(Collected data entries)

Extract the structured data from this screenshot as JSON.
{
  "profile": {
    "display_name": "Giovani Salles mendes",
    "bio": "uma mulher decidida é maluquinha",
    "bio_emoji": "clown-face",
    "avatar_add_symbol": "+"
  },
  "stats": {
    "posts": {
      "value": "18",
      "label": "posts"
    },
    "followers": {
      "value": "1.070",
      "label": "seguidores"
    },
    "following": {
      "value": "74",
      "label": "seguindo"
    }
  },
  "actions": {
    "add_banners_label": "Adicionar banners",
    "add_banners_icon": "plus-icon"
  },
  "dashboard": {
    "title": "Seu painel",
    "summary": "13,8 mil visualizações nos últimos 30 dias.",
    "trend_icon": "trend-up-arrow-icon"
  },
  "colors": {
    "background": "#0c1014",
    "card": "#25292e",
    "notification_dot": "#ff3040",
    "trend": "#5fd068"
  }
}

## WHAT IS REQUIRED
Copy the entries above exactly, leaving none out.

## OUTPUT OF THE EXERCISE
Extract the structured data from this screenshot as JSON.
{
  "profile": {
    "display_name": "Giovani Salles mendes",
    "bio": "uma mulher decidida é maluquinha",
    "bio_emoji": "clown-face",
    "avatar_add_symbol": "+"
  },
  "stats": {
    "posts": {
      "value": "18",
      "label": "posts"
    },
    "followers": {
      "value": "1.070",
      "label": "seguidores"
    },
    "following": {
      "value": "74",
      "label": "seguindo"
    }
  },
  "actions": {
    "add_banners_label": "Adicionar banners",
    "add_banners_icon": "plus-icon"
  },
  "dashboard": {
    "title": "Seu painel",
    "summary": "13,8 mil visualizações nos últimos 30 dias.",
    "trend_icon": "trend-up-arrow-icon"
  },
  "colors": {
    "background": "#0c1014",
    "card": "#25292e",
    "notification_dot": "#ff3040",
    "trend": "#5fd068"
  }
}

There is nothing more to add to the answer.